▶ [Records supplied]:
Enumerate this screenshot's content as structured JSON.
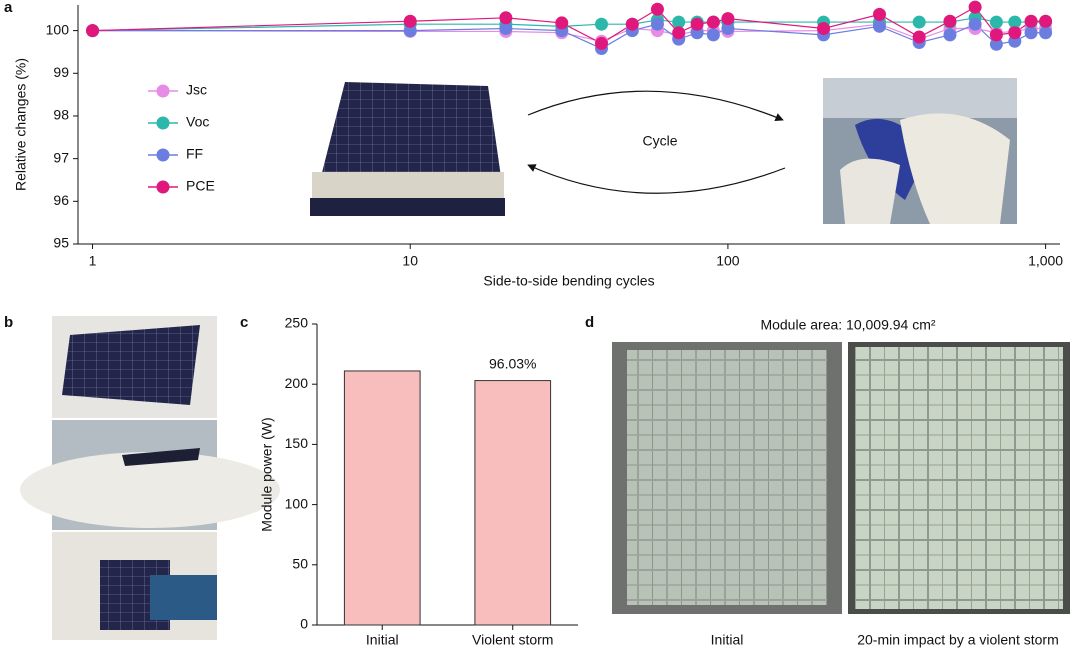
{
  "chart_data": [
    {
      "type": "line",
      "panel_label": "a",
      "xlabel": "Side-to-side bending cycles",
      "ylabel": "Relative changes (%)",
      "x": [
        1,
        10,
        20,
        30,
        40,
        50,
        60,
        70,
        80,
        90,
        100,
        200,
        300,
        400,
        500,
        600,
        700,
        800,
        900,
        1000
      ],
      "xscale": "log",
      "xlim": [
        0.9,
        1110
      ],
      "xticks": [
        1,
        10,
        100,
        {
          "value": 1000,
          "label": "1,000"
        }
      ],
      "ylim": [
        95,
        100.6
      ],
      "yticks": [
        95,
        96,
        97,
        98,
        99,
        100
      ],
      "legend": "left",
      "annotation": "Cycle",
      "series": [
        {
          "name": "Jsc",
          "color": "#e68be6",
          "values": [
            100,
            99.98,
            99.98,
            99.95,
            99.75,
            100.05,
            100.0,
            99.9,
            100.0,
            100.0,
            99.98,
            100.0,
            100.15,
            99.8,
            100.05,
            100.05,
            99.95,
            99.98,
            100.05,
            100.05
          ]
        },
        {
          "name": "Voc",
          "color": "#2bb8ab",
          "values": [
            100,
            100.15,
            100.15,
            100.1,
            100.15,
            100.15,
            100.25,
            100.2,
            100.2,
            100.2,
            100.2,
            100.2,
            100.2,
            100.2,
            100.2,
            100.3,
            100.2,
            100.2,
            100.2,
            100.2
          ]
        },
        {
          "name": "FF",
          "color": "#6b7ee0",
          "values": [
            100,
            100.0,
            100.05,
            100.0,
            99.58,
            100.0,
            100.15,
            99.8,
            99.95,
            99.9,
            100.05,
            99.9,
            100.1,
            99.72,
            99.9,
            100.15,
            99.68,
            99.75,
            99.95,
            99.95
          ]
        },
        {
          "name": "PCE",
          "color": "#e0187c",
          "values": [
            100,
            100.22,
            100.3,
            100.18,
            99.7,
            100.15,
            100.5,
            99.95,
            100.15,
            100.2,
            100.28,
            100.05,
            100.38,
            99.85,
            100.22,
            100.55,
            99.9,
            99.95,
            100.22,
            100.22
          ]
        }
      ]
    },
    {
      "type": "bar",
      "panel_label": "c",
      "ylabel": "Module power (W)",
      "categories": [
        "Initial",
        "Violent storm"
      ],
      "values": [
        211,
        203
      ],
      "color": "#f8bebe",
      "edgecolor": "#333333",
      "ylim": [
        0,
        250
      ],
      "yticks": [
        0,
        50,
        100,
        150,
        200,
        250
      ],
      "annotation": "96.03%"
    }
  ],
  "panel_b": {
    "label": "b"
  },
  "panel_d": {
    "label": "d",
    "title": "Module area: 10,009.94 cm²",
    "captions": [
      "Initial",
      "20-min impact by a violent storm"
    ]
  }
}
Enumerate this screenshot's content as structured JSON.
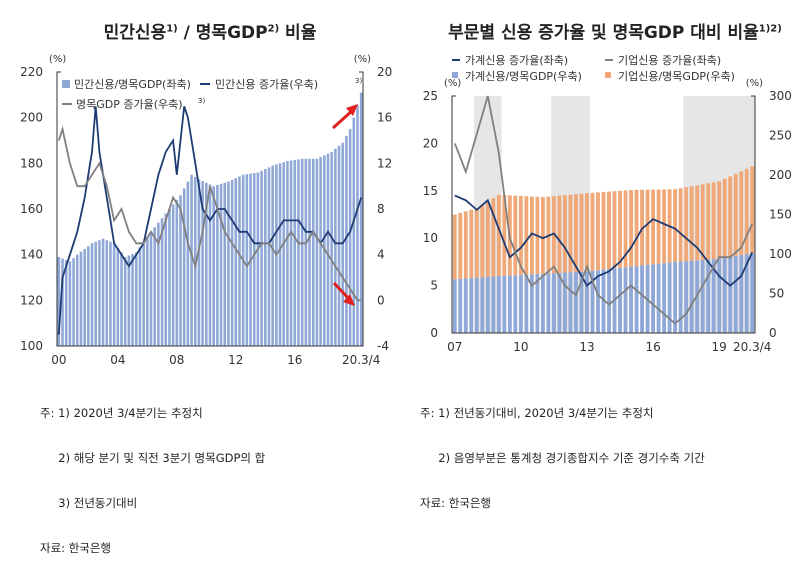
{
  "chart_data": [
    {
      "type": "bar+line",
      "title": "민간신용",
      "title_sup1": "1)",
      "title_mid": " / 명목GDP",
      "title_sup2": "2)",
      "title_end": " 비율",
      "ylabel_left": "(%)",
      "ylabel_right": "(%)",
      "ylim_left": [
        100,
        220
      ],
      "ylim_right": [
        -4,
        20
      ],
      "yticks_left": [
        "100",
        "120",
        "140",
        "160",
        "180",
        "200",
        "220"
      ],
      "yticks_right": [
        "-4",
        "0",
        "4",
        "8",
        "12",
        "16",
        "20"
      ],
      "xticks": [
        {
          "q": "2000Q1",
          "label": "00"
        },
        {
          "q": "2004Q1",
          "label": "04"
        },
        {
          "q": "2008Q1",
          "label": "08"
        },
        {
          "q": "2012Q1",
          "label": "12"
        },
        {
          "q": "2016Q1",
          "label": "16"
        },
        {
          "q": "2020Q3",
          "label": "20.3/4"
        }
      ],
      "xrange": [
        "2000Q1",
        "2020Q3"
      ],
      "legend": [
        "민간신용/명목GDP(좌축)",
        "민간신용 증가율(우축)",
        "명목GDP 증가율(우축)"
      ],
      "legend_sup": "3)",
      "series": [
        {
          "name": "민간신용/명목GDP(좌축)",
          "kind": "bar",
          "axis": "left",
          "color": "#8fa8d8",
          "points": [
            [
              "2000Q1",
              139
            ],
            [
              "2000Q4",
              137
            ],
            [
              "2001Q2",
              140
            ],
            [
              "2002Q2",
              145
            ],
            [
              "2003Q1",
              147
            ],
            [
              "2003Q4",
              145
            ],
            [
              "2004Q3",
              139
            ],
            [
              "2005Q2",
              141
            ],
            [
              "2006Q2",
              150
            ],
            [
              "2007Q2",
              158
            ],
            [
              "2008Q2",
              166
            ],
            [
              "2009Q1",
              175
            ],
            [
              "2009Q3",
              173
            ],
            [
              "2010Q3",
              170
            ],
            [
              "2011Q3",
              172
            ],
            [
              "2012Q3",
              175
            ],
            [
              "2013Q3",
              176
            ],
            [
              "2014Q3",
              179
            ],
            [
              "2015Q3",
              181
            ],
            [
              "2016Q3",
              182
            ],
            [
              "2017Q3",
              182
            ],
            [
              "2018Q3",
              185
            ],
            [
              "2019Q2",
              189
            ],
            [
              "2019Q4",
              195
            ],
            [
              "2020Q1",
              200
            ],
            [
              "2020Q3",
              211
            ]
          ]
        },
        {
          "name": "민간신용 증가율(우축)",
          "kind": "line",
          "axis": "right",
          "color": "#1f3b73",
          "points": [
            [
              "2000Q1",
              -3
            ],
            [
              "2000Q2",
              2
            ],
            [
              "2000Q4",
              4
            ],
            [
              "2001Q2",
              6
            ],
            [
              "2001Q4",
              9
            ],
            [
              "2002Q2",
              13
            ],
            [
              "2002Q3",
              17
            ],
            [
              "2002Q4",
              13
            ],
            [
              "2003Q2",
              9
            ],
            [
              "2003Q4",
              5
            ],
            [
              "2004Q2",
              4
            ],
            [
              "2004Q4",
              3
            ],
            [
              "2005Q2",
              4
            ],
            [
              "2005Q4",
              5
            ],
            [
              "2006Q2",
              8
            ],
            [
              "2006Q4",
              11
            ],
            [
              "2007Q2",
              13
            ],
            [
              "2007Q4",
              14
            ],
            [
              "2008Q1",
              11
            ],
            [
              "2008Q3",
              17
            ],
            [
              "2008Q4",
              16
            ],
            [
              "2009Q2",
              12
            ],
            [
              "2009Q4",
              8
            ],
            [
              "2010Q2",
              7
            ],
            [
              "2010Q4",
              8
            ],
            [
              "2011Q2",
              8
            ],
            [
              "2011Q4",
              7
            ],
            [
              "2012Q2",
              6
            ],
            [
              "2012Q4",
              6
            ],
            [
              "2013Q2",
              5
            ],
            [
              "2013Q4",
              5
            ],
            [
              "2014Q2",
              5
            ],
            [
              "2014Q4",
              6
            ],
            [
              "2015Q2",
              7
            ],
            [
              "2015Q4",
              7
            ],
            [
              "2016Q2",
              7
            ],
            [
              "2016Q4",
              6
            ],
            [
              "2017Q2",
              6
            ],
            [
              "2017Q4",
              5
            ],
            [
              "2018Q2",
              6
            ],
            [
              "2018Q4",
              5
            ],
            [
              "2019Q2",
              5
            ],
            [
              "2019Q4",
              6
            ],
            [
              "2020Q1",
              7
            ],
            [
              "2020Q3",
              9
            ]
          ]
        },
        {
          "name": "명목GDP 증가율(우축)",
          "kind": "line",
          "axis": "right",
          "color": "#808080",
          "points": [
            [
              "2000Q1",
              14
            ],
            [
              "2000Q2",
              15
            ],
            [
              "2000Q4",
              12
            ],
            [
              "2001Q2",
              10
            ],
            [
              "2001Q4",
              10
            ],
            [
              "2002Q2",
              11
            ],
            [
              "2002Q4",
              12
            ],
            [
              "2003Q2",
              10
            ],
            [
              "2003Q4",
              7
            ],
            [
              "2004Q2",
              8
            ],
            [
              "2004Q4",
              6
            ],
            [
              "2005Q2",
              5
            ],
            [
              "2005Q4",
              5
            ],
            [
              "2006Q2",
              6
            ],
            [
              "2006Q4",
              5
            ],
            [
              "2007Q2",
              7
            ],
            [
              "2007Q4",
              9
            ],
            [
              "2008Q2",
              8
            ],
            [
              "2008Q4",
              5
            ],
            [
              "2009Q2",
              3
            ],
            [
              "2009Q4",
              6
            ],
            [
              "2010Q2",
              10
            ],
            [
              "2010Q4",
              8
            ],
            [
              "2011Q2",
              6
            ],
            [
              "2011Q4",
              5
            ],
            [
              "2012Q2",
              4
            ],
            [
              "2012Q4",
              3
            ],
            [
              "2013Q2",
              4
            ],
            [
              "2013Q4",
              5
            ],
            [
              "2014Q2",
              5
            ],
            [
              "2014Q4",
              4
            ],
            [
              "2015Q2",
              5
            ],
            [
              "2015Q4",
              6
            ],
            [
              "2016Q2",
              5
            ],
            [
              "2016Q4",
              5
            ],
            [
              "2017Q2",
              6
            ],
            [
              "2017Q4",
              5
            ],
            [
              "2018Q2",
              4
            ],
            [
              "2018Q4",
              3
            ],
            [
              "2019Q2",
              2
            ],
            [
              "2019Q4",
              1
            ],
            [
              "2020Q2",
              0
            ],
            [
              "2020Q3",
              0
            ]
          ]
        }
      ],
      "annotations": [
        {
          "kind": "arrow-up",
          "color": "#e02020"
        },
        {
          "kind": "arrow-down",
          "color": "#e02020"
        }
      ]
    },
    {
      "type": "stacked-bar+line",
      "title": "부문별 신용 증가율 및 명목GDP 대비 비율",
      "title_sup": "1)2)",
      "ylabel_left": "(%)",
      "ylabel_right": "(%)",
      "ylim_left": [
        0,
        25
      ],
      "ylim_right": [
        0,
        300
      ],
      "yticks_left": [
        "0",
        "5",
        "10",
        "15",
        "20",
        "25"
      ],
      "yticks_right": [
        "0",
        "50",
        "100",
        "150",
        "200",
        "250",
        "300"
      ],
      "xticks": [
        {
          "q": "2007Q1",
          "label": "07"
        },
        {
          "q": "2010Q1",
          "label": "10"
        },
        {
          "q": "2013Q1",
          "label": "13"
        },
        {
          "q": "2016Q1",
          "label": "16"
        },
        {
          "q": "2019Q1",
          "label": "19"
        },
        {
          "q": "2020Q3",
          "label": "20.3/4"
        }
      ],
      "xrange": [
        "2007Q1",
        "2020Q3"
      ],
      "shaded": [
        [
          "2008Q1",
          "2009Q1"
        ],
        [
          "2011Q3",
          "2013Q1"
        ],
        [
          "2017Q3",
          "2020Q3"
        ]
      ],
      "shade_color": "#e6e6e6",
      "legend": [
        "가계신용 증가율(좌축)",
        "기업신용 증가율(좌축)",
        "가계신용/명목GDP(우축)",
        "기업신용/명목GDP(우축)"
      ],
      "series": [
        {
          "name": "가계신용/명목GDP(우축)",
          "kind": "bar",
          "axis": "right",
          "color": "#8fa8d8",
          "points": [
            [
              "2007Q1",
              68
            ],
            [
              "2009Q1",
              72
            ],
            [
              "2011Q1",
              75
            ],
            [
              "2013Q1",
              78
            ],
            [
              "2015Q1",
              84
            ],
            [
              "2017Q1",
              90
            ],
            [
              "2019Q1",
              94
            ],
            [
              "2020Q3",
              101
            ]
          ]
        },
        {
          "name": "기업신용/명목GDP(우축)",
          "kind": "bar",
          "axis": "right",
          "color": "#f0a878",
          "points": [
            [
              "2007Q1",
              82
            ],
            [
              "2008Q1",
              88
            ],
            [
              "2009Q1",
              103
            ],
            [
              "2010Q1",
              100
            ],
            [
              "2011Q1",
              97
            ],
            [
              "2013Q1",
              99
            ],
            [
              "2015Q1",
              97
            ],
            [
              "2017Q1",
              92
            ],
            [
              "2019Q1",
              98
            ],
            [
              "2020Q3",
              110
            ]
          ]
        },
        {
          "name": "가계신용 증가율(좌축)",
          "kind": "line",
          "axis": "left",
          "color": "#1f3b73",
          "points": [
            [
              "2007Q1",
              14.5
            ],
            [
              "2007Q3",
              14
            ],
            [
              "2008Q1",
              13
            ],
            [
              "2008Q3",
              14
            ],
            [
              "2009Q1",
              11
            ],
            [
              "2009Q3",
              8
            ],
            [
              "2010Q1",
              9
            ],
            [
              "2010Q3",
              10.5
            ],
            [
              "2011Q1",
              10
            ],
            [
              "2011Q3",
              10.5
            ],
            [
              "2012Q1",
              9
            ],
            [
              "2012Q3",
              7
            ],
            [
              "2013Q1",
              5
            ],
            [
              "2013Q3",
              6
            ],
            [
              "2014Q1",
              6.5
            ],
            [
              "2014Q3",
              7.5
            ],
            [
              "2015Q1",
              9
            ],
            [
              "2015Q3",
              11
            ],
            [
              "2016Q1",
              12
            ],
            [
              "2016Q3",
              11.5
            ],
            [
              "2017Q1",
              11
            ],
            [
              "2017Q3",
              10
            ],
            [
              "2018Q1",
              9
            ],
            [
              "2018Q3",
              7.5
            ],
            [
              "2019Q1",
              6
            ],
            [
              "2019Q3",
              5
            ],
            [
              "2020Q1",
              6
            ],
            [
              "2020Q3",
              8.5
            ]
          ]
        },
        {
          "name": "기업신용 증가율(좌축)",
          "kind": "line",
          "axis": "left",
          "color": "#808080",
          "points": [
            [
              "2007Q1",
              20
            ],
            [
              "2007Q3",
              17
            ],
            [
              "2008Q1",
              21
            ],
            [
              "2008Q3",
              25
            ],
            [
              "2009Q1",
              19
            ],
            [
              "2009Q3",
              10
            ],
            [
              "2010Q1",
              7
            ],
            [
              "2010Q3",
              5
            ],
            [
              "2011Q1",
              6
            ],
            [
              "2011Q3",
              7
            ],
            [
              "2012Q1",
              5
            ],
            [
              "2012Q3",
              4
            ],
            [
              "2013Q1",
              7
            ],
            [
              "2013Q3",
              4
            ],
            [
              "2014Q1",
              3
            ],
            [
              "2014Q3",
              4
            ],
            [
              "2015Q1",
              5
            ],
            [
              "2015Q3",
              4
            ],
            [
              "2016Q1",
              3
            ],
            [
              "2016Q3",
              2
            ],
            [
              "2017Q1",
              1
            ],
            [
              "2017Q3",
              2
            ],
            [
              "2018Q1",
              4
            ],
            [
              "2018Q3",
              6
            ],
            [
              "2019Q1",
              8
            ],
            [
              "2019Q3",
              8
            ],
            [
              "2020Q1",
              9
            ],
            [
              "2020Q3",
              11.5
            ]
          ]
        }
      ]
    }
  ],
  "notes_left": [
    "주: 1) 2020년 3/4분기는 추정치",
    "     2) 해당 분기 및 직전 3분기 명목GDP의 합",
    "     3) 전년동기대비",
    "자료: 한국은행"
  ],
  "notes_right": [
    "주: 1) 전년동기대비, 2020년 3/4분기는 추정치",
    "     2) 음영부분은 통계청 경기종합지수 기준 경기수축 기간",
    "자료: 한국은행"
  ]
}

▶ [Required work]:
Select every line where the word "기업신용" occurs.

▶ [Result for this exercise]:
        "기업신용 증가율(좌축)",
        "기업신용/명목GDP(우축)"
          "name": "기업신용/명목GDP(우축)",
          "name": "기업신용 증가율(좌축)",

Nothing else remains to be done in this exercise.